Copy every line of the data that includes the string "isteksizlik".

-*-*-

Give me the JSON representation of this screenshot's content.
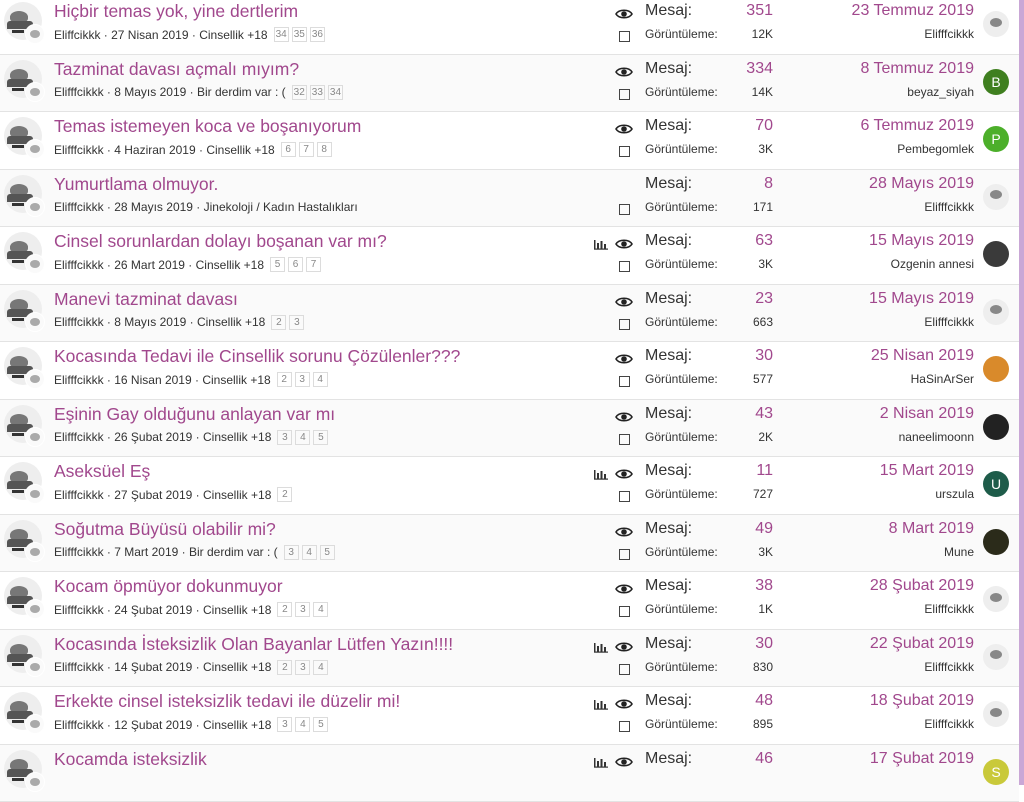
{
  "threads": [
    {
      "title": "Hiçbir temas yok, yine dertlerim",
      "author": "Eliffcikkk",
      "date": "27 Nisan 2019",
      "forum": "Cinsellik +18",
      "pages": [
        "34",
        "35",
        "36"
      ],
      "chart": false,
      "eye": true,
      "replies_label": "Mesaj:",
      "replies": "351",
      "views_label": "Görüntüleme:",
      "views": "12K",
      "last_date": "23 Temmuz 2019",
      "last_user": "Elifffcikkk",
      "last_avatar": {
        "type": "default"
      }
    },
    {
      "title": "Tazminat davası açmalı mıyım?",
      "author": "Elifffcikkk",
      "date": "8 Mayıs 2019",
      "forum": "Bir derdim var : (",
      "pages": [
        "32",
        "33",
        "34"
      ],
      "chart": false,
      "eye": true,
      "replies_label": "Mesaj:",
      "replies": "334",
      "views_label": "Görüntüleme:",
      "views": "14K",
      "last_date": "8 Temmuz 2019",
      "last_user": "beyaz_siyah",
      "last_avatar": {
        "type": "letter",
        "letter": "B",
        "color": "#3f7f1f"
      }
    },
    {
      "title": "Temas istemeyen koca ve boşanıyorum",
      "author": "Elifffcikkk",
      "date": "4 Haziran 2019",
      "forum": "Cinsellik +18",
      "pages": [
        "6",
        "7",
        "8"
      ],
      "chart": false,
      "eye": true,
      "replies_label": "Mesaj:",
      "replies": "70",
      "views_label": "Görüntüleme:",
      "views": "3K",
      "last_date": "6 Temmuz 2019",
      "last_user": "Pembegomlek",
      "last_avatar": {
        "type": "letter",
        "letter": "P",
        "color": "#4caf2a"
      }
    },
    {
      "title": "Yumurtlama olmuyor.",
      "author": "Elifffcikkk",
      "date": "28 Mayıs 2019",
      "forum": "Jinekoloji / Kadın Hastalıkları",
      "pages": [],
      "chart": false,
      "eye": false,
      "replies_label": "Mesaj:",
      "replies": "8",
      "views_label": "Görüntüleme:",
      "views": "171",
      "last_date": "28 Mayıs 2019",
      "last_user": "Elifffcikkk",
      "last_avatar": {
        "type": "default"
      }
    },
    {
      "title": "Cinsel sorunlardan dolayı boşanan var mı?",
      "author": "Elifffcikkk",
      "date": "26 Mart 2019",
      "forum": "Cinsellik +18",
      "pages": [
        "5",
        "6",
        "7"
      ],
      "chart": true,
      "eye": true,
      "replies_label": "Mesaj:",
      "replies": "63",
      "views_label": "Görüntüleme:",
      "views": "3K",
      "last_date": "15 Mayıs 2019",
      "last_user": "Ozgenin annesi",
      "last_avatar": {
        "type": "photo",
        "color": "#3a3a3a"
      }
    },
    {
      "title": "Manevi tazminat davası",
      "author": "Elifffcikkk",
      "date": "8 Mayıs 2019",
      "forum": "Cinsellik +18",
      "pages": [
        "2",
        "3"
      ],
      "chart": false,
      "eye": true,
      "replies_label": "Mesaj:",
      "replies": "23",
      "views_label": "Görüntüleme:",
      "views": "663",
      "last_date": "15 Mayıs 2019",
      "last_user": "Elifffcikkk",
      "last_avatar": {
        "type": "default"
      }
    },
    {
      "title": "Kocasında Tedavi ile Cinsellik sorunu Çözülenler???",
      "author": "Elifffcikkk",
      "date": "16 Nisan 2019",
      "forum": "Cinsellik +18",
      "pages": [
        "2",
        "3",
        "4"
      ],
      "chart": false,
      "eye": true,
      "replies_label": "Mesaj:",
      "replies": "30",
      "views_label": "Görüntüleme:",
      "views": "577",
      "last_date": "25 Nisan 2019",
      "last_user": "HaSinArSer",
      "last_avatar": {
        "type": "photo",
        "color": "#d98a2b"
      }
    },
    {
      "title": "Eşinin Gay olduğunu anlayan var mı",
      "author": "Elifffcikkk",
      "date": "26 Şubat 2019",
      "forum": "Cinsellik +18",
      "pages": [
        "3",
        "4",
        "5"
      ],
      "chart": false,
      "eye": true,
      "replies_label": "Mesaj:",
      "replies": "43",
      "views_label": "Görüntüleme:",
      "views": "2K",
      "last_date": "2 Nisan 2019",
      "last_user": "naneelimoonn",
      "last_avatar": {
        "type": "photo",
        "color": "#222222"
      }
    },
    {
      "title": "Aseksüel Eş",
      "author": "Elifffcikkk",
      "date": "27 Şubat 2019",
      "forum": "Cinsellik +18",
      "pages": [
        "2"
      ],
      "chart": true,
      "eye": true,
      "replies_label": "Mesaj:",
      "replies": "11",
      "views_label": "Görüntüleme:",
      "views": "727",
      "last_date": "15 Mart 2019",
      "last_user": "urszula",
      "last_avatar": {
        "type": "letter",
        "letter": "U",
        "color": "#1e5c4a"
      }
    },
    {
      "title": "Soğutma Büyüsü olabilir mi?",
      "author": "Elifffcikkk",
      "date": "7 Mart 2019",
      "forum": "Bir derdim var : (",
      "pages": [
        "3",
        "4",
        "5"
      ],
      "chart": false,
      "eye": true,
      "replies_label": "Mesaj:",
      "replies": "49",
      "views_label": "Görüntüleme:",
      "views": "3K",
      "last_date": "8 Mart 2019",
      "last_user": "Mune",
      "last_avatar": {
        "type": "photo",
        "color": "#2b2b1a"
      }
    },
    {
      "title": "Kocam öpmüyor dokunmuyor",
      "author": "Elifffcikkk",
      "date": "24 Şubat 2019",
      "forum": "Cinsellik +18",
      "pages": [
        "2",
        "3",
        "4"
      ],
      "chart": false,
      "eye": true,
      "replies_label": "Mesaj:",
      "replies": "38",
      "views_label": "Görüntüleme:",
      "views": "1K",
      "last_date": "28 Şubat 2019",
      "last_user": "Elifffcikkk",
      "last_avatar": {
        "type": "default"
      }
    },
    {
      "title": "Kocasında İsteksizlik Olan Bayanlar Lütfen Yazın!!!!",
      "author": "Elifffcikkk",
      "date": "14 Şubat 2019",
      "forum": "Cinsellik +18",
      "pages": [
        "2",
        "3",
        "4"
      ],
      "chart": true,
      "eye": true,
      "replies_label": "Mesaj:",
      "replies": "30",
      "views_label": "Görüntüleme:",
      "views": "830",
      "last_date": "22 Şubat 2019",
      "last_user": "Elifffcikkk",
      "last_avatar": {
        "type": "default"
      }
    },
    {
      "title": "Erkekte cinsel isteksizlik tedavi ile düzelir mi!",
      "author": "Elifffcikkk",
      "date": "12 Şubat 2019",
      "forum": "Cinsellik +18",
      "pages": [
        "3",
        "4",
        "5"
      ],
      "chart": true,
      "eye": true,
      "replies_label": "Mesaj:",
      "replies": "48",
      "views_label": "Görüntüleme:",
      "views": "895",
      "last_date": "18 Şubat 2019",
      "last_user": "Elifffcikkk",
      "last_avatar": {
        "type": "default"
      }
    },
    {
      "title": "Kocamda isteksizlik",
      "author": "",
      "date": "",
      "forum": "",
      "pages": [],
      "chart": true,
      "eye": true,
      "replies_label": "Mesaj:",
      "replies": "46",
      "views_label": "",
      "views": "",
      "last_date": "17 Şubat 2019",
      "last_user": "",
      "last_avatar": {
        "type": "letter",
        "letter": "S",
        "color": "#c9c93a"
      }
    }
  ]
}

-*-*-

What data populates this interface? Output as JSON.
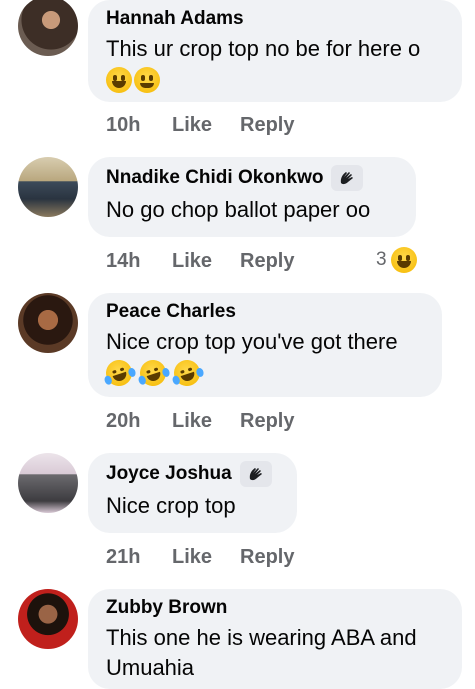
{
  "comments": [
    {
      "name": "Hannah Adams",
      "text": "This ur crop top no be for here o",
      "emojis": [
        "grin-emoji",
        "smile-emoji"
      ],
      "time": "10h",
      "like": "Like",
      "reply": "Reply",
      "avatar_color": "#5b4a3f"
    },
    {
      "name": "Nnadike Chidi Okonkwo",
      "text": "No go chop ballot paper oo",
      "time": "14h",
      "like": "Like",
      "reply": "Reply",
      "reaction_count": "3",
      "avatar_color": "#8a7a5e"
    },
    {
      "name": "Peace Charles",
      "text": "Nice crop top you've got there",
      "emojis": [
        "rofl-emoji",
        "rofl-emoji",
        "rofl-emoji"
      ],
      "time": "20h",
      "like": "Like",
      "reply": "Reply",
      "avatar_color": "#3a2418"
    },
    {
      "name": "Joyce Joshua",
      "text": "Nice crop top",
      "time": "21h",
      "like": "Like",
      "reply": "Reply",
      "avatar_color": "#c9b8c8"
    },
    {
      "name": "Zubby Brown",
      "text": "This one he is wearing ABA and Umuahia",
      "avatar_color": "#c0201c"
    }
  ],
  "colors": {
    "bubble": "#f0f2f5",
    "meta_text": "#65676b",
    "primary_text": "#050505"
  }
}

-*-*-

§ Result
      "title": "Erkekte cinsel isteksizlik tedavi ile düzelir mi!",
      "title": "Kocamda isteksizlik",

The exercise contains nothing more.